-- DATA --
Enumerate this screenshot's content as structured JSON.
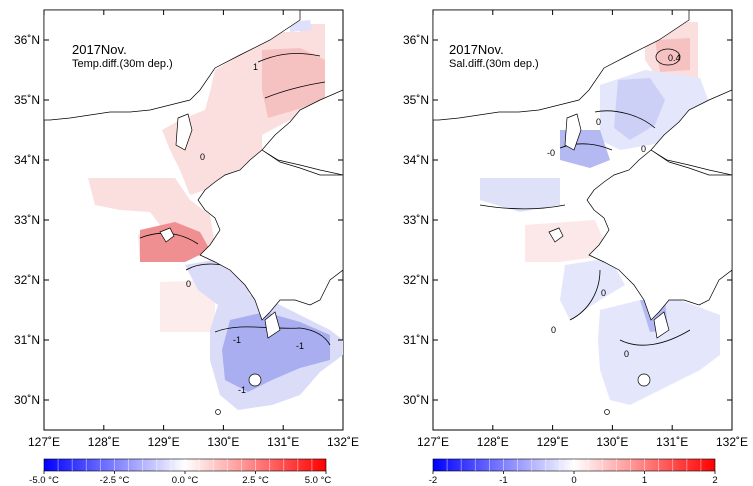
{
  "panels": {
    "left": {
      "title": "2017Nov.",
      "subtitle": "Temp.diff.(30m dep.)",
      "contour_labels": [
        "1",
        "0",
        "0",
        "-1",
        "-1",
        "-1"
      ],
      "colorbar": {
        "labels": [
          "-5.0 °C",
          "-2.5 °C",
          "0.0 °C",
          "2.5 °C",
          "5.0 °C"
        ],
        "range": [
          -5.0,
          5.0
        ]
      }
    },
    "right": {
      "title": "2017Nov.",
      "subtitle": "Sal.diff.(30m dep.)",
      "contour_labels": [
        "0.4",
        "0",
        "-0",
        "0",
        "0",
        "0",
        "0"
      ],
      "colorbar": {
        "labels": [
          "-2",
          "-1",
          "0",
          "1",
          "2"
        ],
        "range": [
          -2,
          2
        ]
      }
    }
  },
  "axes": {
    "x_ticks": [
      "127˚E",
      "128˚E",
      "129˚E",
      "130˚E",
      "131˚E",
      "132˚E"
    ],
    "y_ticks": [
      "36˚N",
      "35˚N",
      "34˚N",
      "33˚N",
      "32˚N",
      "31˚N",
      "30˚N"
    ],
    "lon_range": [
      127,
      132
    ],
    "lat_range": [
      29.5,
      36.5
    ]
  },
  "colors": {
    "positive": "#e8474c",
    "negative": "#3a3ae6",
    "land_outline": "#000000"
  }
}
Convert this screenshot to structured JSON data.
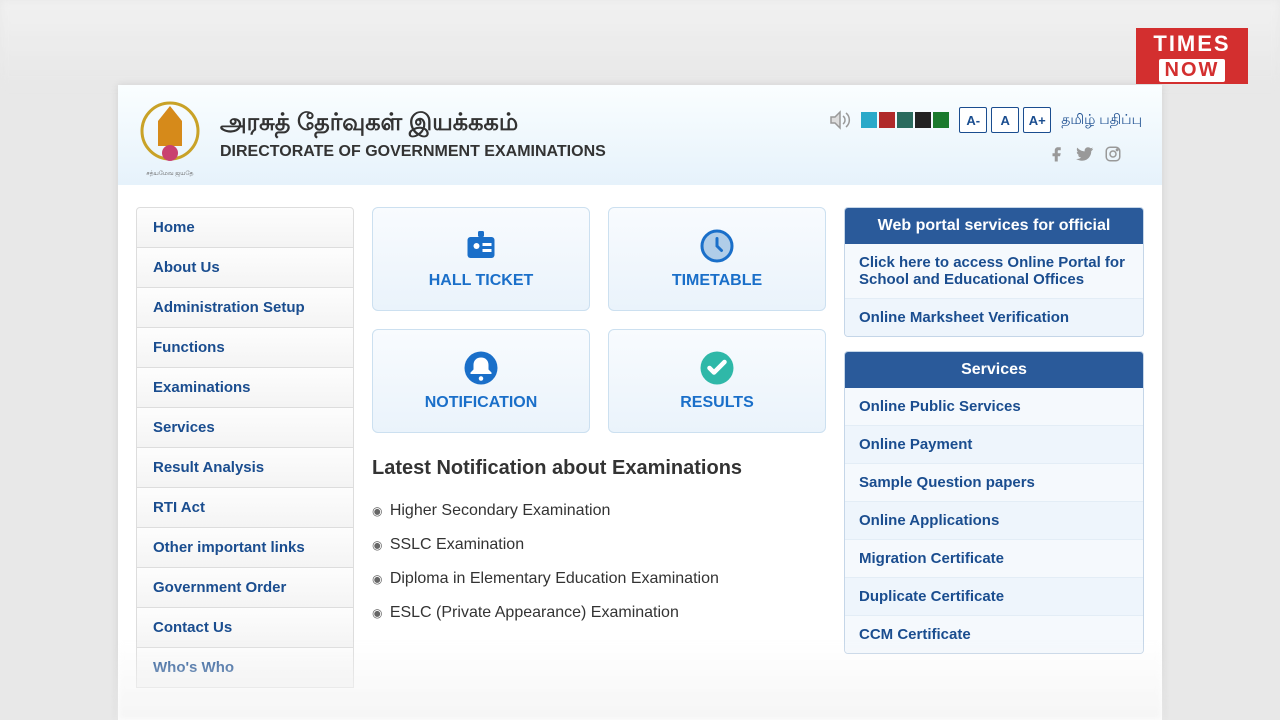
{
  "logo": {
    "line1": "TIMES",
    "line2": "NOW",
    "bg": "#d32f2f",
    "fg": "#ffffff"
  },
  "header": {
    "title_tamil": "அரசுத் தேர்வுகள் இயக்ககம்",
    "title_en": "DIRECTORATE OF GOVERNMENT EXAMINATIONS",
    "swatches": [
      "#2aa9c9",
      "#b02a2a",
      "#2a6b5e",
      "#222222",
      "#1a7a2d"
    ],
    "font_buttons": [
      "A-",
      "A",
      "A+"
    ],
    "lang_link": "தமிழ் பதிப்பு",
    "bg_gradient_from": "#fafeff",
    "bg_gradient_to": "#e6f2fb"
  },
  "sidebar": {
    "items": [
      "Home",
      "About Us",
      "Administration Setup",
      "Functions",
      "Examinations",
      "Services",
      "Result Analysis",
      "RTI Act",
      "Other important links",
      "Government Order",
      "Contact Us",
      "Who's Who"
    ],
    "text_color": "#1a4d8f",
    "font_size": 15
  },
  "tiles": [
    {
      "label": "HALL TICKET",
      "icon": "id-card"
    },
    {
      "label": "TIMETABLE",
      "icon": "clock"
    },
    {
      "label": "NOTIFICATION",
      "icon": "bell"
    },
    {
      "label": "RESULTS",
      "icon": "check"
    }
  ],
  "tile_style": {
    "label_color": "#1a6fc9",
    "icon_color": "#1a6fc9",
    "border_color": "#cce0f0"
  },
  "notifications": {
    "title": "Latest Notification about Examinations",
    "items": [
      "Higher Secondary Examination",
      "SSLC Examination",
      "Diploma in Elementary Education Examination",
      "ESLC (Private Appearance) Examination"
    ],
    "title_color": "#333333",
    "title_fontsize": 20
  },
  "right": {
    "panel1": {
      "title": "Web portal services for official",
      "items": [
        "Click here to access Online Portal for School and Educational Offices",
        "Online Marksheet Verification"
      ]
    },
    "panel2": {
      "title": "Services",
      "items": [
        "Online Public Services",
        "Online Payment",
        "Sample Question papers",
        "Online Applications",
        "Migration Certificate",
        "Duplicate Certificate",
        "CCM Certificate"
      ]
    },
    "header_bg": "#2a5a9a",
    "item_color": "#1a4d8f"
  }
}
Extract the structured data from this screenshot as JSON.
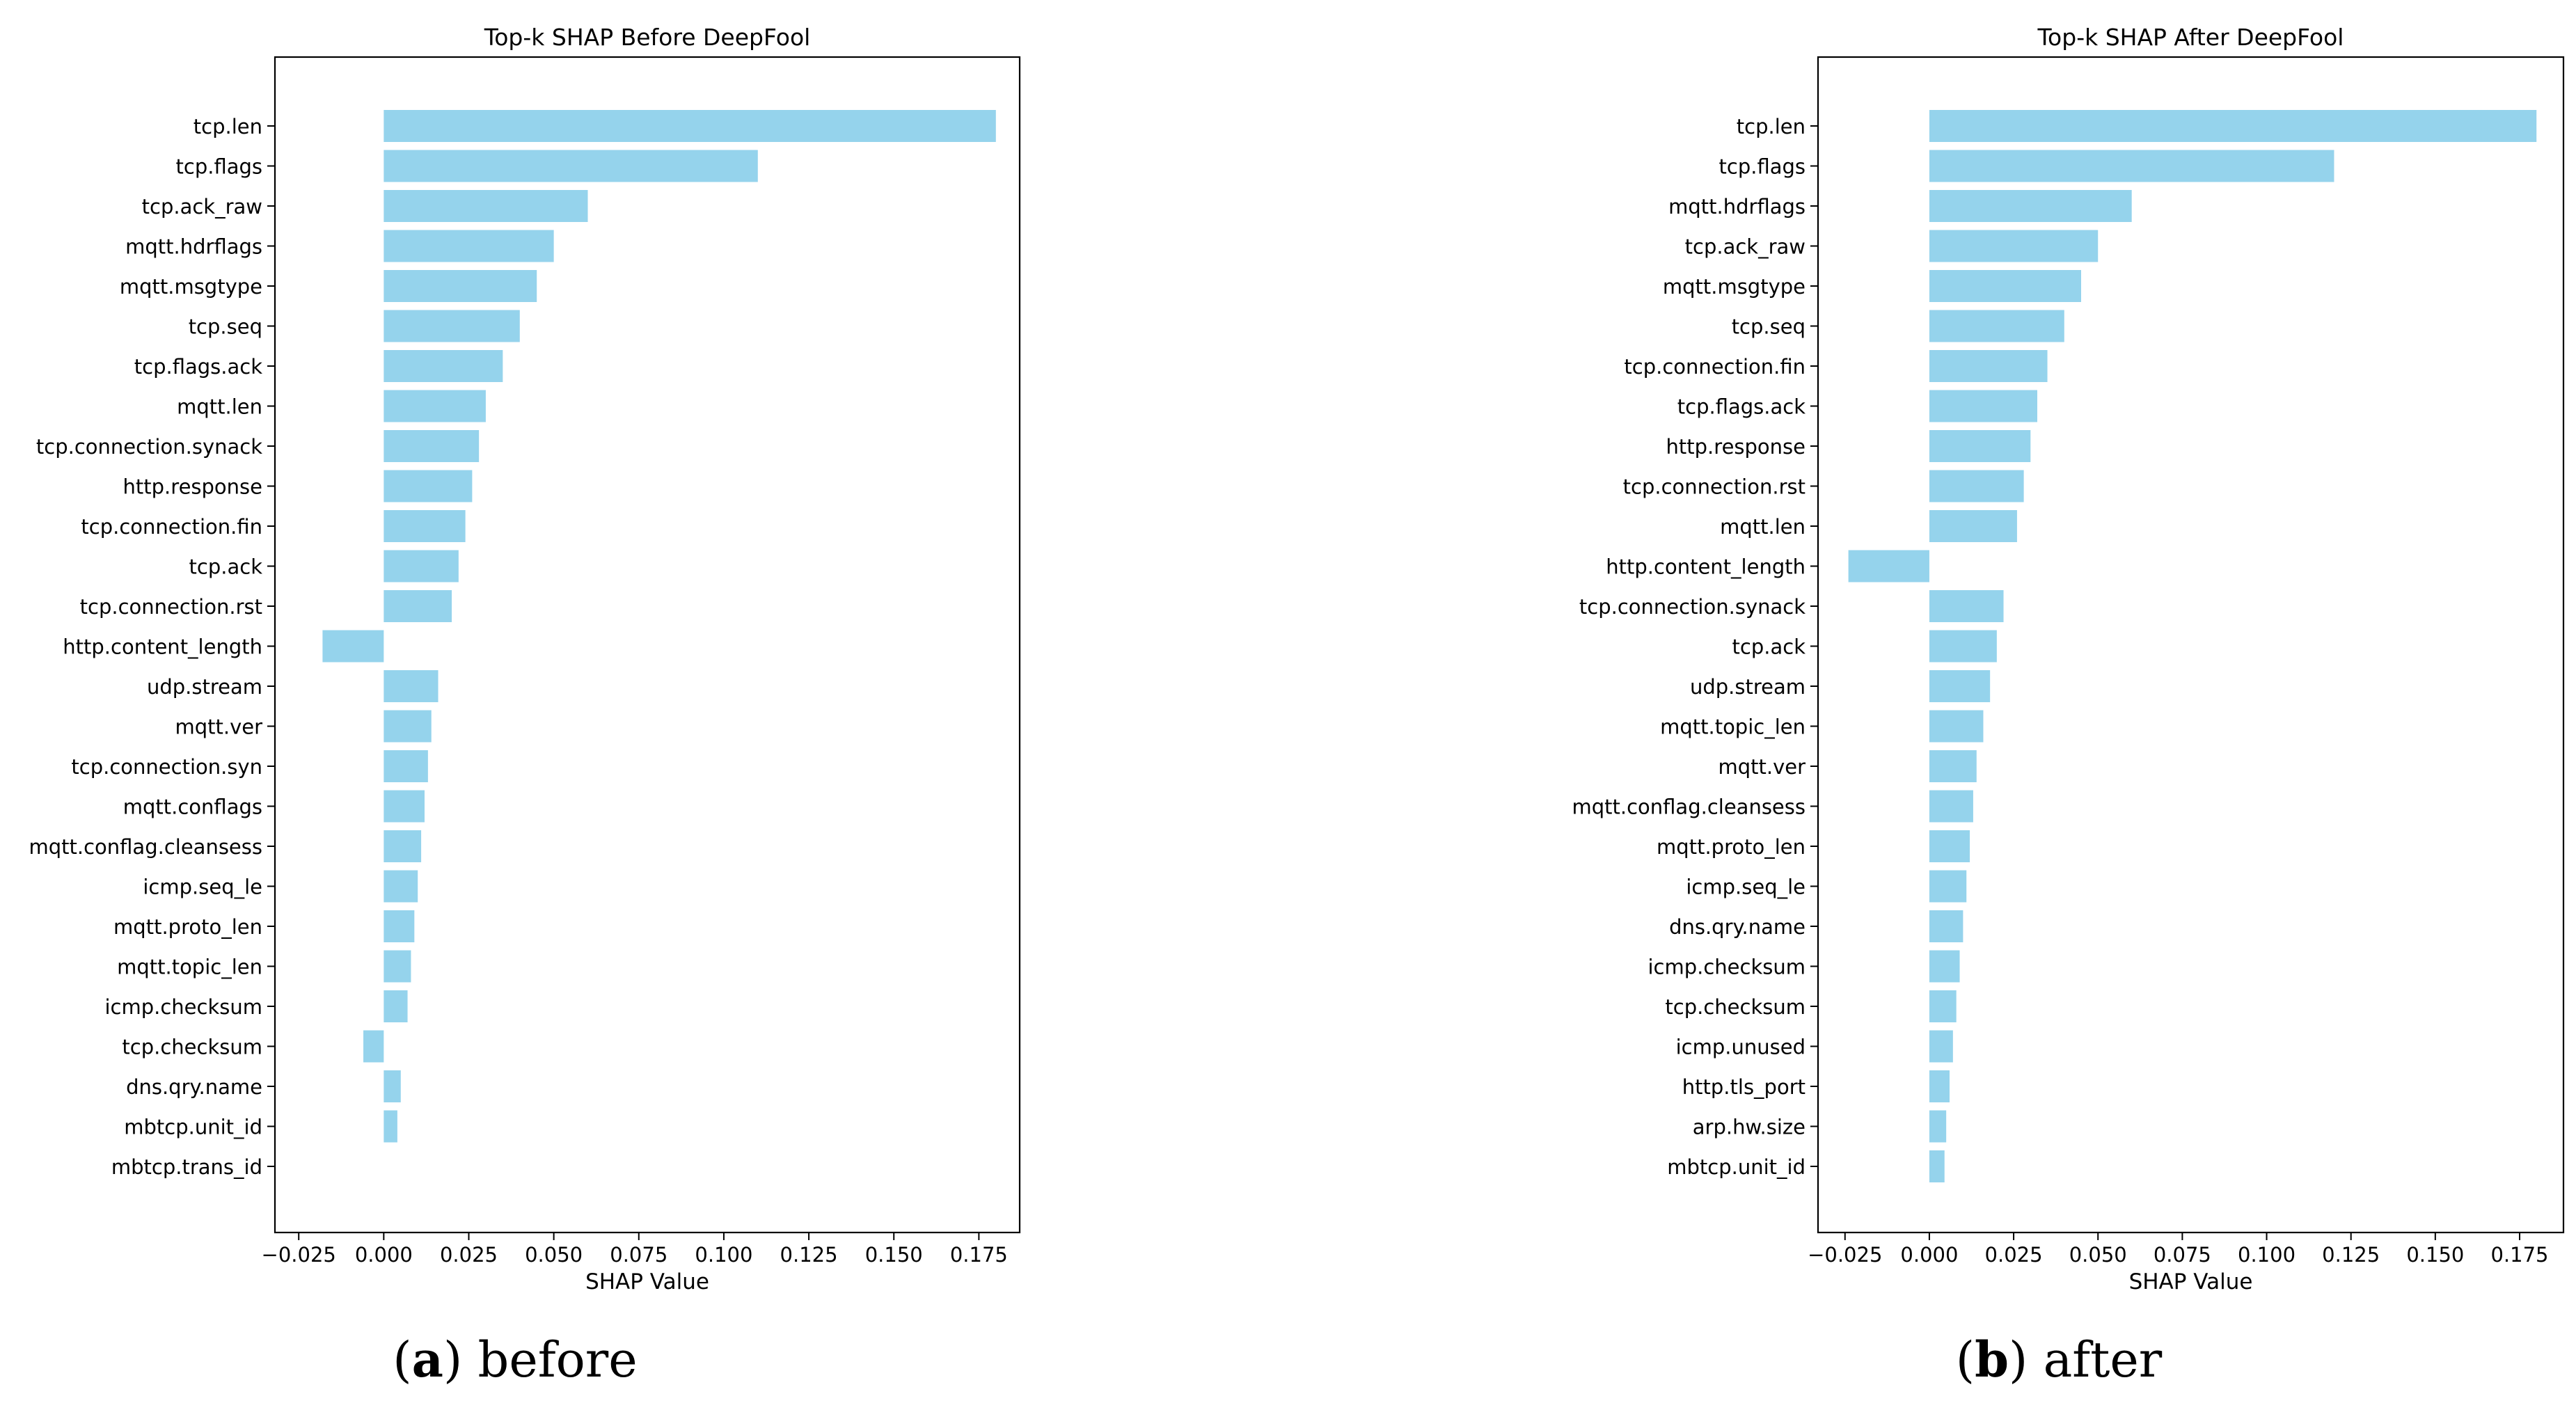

-- TASK INSTRUCTIONS --
Repeat each entry above word for word, leaving every picture out.

-- SOLVED PROBLEM --
Enumerate this screenshot's content as structured JSON.
{
  "panels": {
    "left": {
      "title": "2017Nov.",
      "subtitle": "Temp.diff.(30m dep.)",
      "contour_labels": [
        "1",
        "0",
        "0",
        "-1",
        "-1",
        "-1"
      ],
      "colorbar": {
        "labels": [
          "-5.0 °C",
          "-2.5 °C",
          "0.0 °C",
          "2.5 °C",
          "5.0 °C"
        ],
        "range": [
          -5.0,
          5.0
        ]
      }
    },
    "right": {
      "title": "2017Nov.",
      "subtitle": "Sal.diff.(30m dep.)",
      "contour_labels": [
        "0.4",
        "0",
        "-0",
        "0",
        "0",
        "0",
        "0"
      ],
      "colorbar": {
        "labels": [
          "-2",
          "-1",
          "0",
          "1",
          "2"
        ],
        "range": [
          -2,
          2
        ]
      }
    }
  },
  "axes": {
    "x_ticks": [
      "127˚E",
      "128˚E",
      "129˚E",
      "130˚E",
      "131˚E",
      "132˚E"
    ],
    "y_ticks": [
      "36˚N",
      "35˚N",
      "34˚N",
      "33˚N",
      "32˚N",
      "31˚N",
      "30˚N"
    ],
    "lon_range": [
      127,
      132
    ],
    "lat_range": [
      29.5,
      36.5
    ]
  },
  "colors": {
    "positive": "#e8474c",
    "negative": "#3a3ae6",
    "land_outline": "#000000"
  }
}
Convert this screenshot to structured JSON data.
{
  "logo": {
    "line1": "TIMES",
    "line2": "NOW",
    "bg": "#d32f2f",
    "fg": "#ffffff"
  },
  "header": {
    "title_tamil": "அரசுத் தேர்வுகள் இயக்ககம்",
    "title_en": "DIRECTORATE OF GOVERNMENT EXAMINATIONS",
    "swatches": [
      "#2aa9c9",
      "#b02a2a",
      "#2a6b5e",
      "#222222",
      "#1a7a2d"
    ],
    "font_buttons": [
      "A-",
      "A",
      "A+"
    ],
    "lang_link": "தமிழ் பதிப்பு",
    "bg_gradient_from": "#fafeff",
    "bg_gradient_to": "#e6f2fb"
  },
  "sidebar": {
    "items": [
      "Home",
      "About Us",
      "Administration Setup",
      "Functions",
      "Examinations",
      "Services",
      "Result Analysis",
      "RTI Act",
      "Other important links",
      "Government Order",
      "Contact Us",
      "Who's Who"
    ],
    "text_color": "#1a4d8f",
    "font_size": 15
  },
  "tiles": [
    {
      "label": "HALL TICKET",
      "icon": "id-card"
    },
    {
      "label": "TIMETABLE",
      "icon": "clock"
    },
    {
      "label": "NOTIFICATION",
      "icon": "bell"
    },
    {
      "label": "RESULTS",
      "icon": "check"
    }
  ],
  "tile_style": {
    "label_color": "#1a6fc9",
    "icon_color": "#1a6fc9",
    "border_color": "#cce0f0"
  },
  "notifications": {
    "title": "Latest Notification about Examinations",
    "items": [
      "Higher Secondary Examination",
      "SSLC Examination",
      "Diploma in Elementary Education Examination",
      "ESLC (Private Appearance) Examination"
    ],
    "title_color": "#333333",
    "title_fontsize": 20
  },
  "right": {
    "panel1": {
      "title": "Web portal services for official",
      "items": [
        "Click here to access Online Portal for School and Educational Offices",
        "Online Marksheet Verification"
      ]
    },
    "panel2": {
      "title": "Services",
      "items": [
        "Online Public Services",
        "Online Payment",
        "Sample Question papers",
        "Online Applications",
        "Migration Certificate",
        "Duplicate Certificate",
        "CCM Certificate"
      ]
    },
    "header_bg": "#2a5a9a",
    "item_color": "#1a4d8f"
  }
}
Extract the structured data from this screenshot as JSON.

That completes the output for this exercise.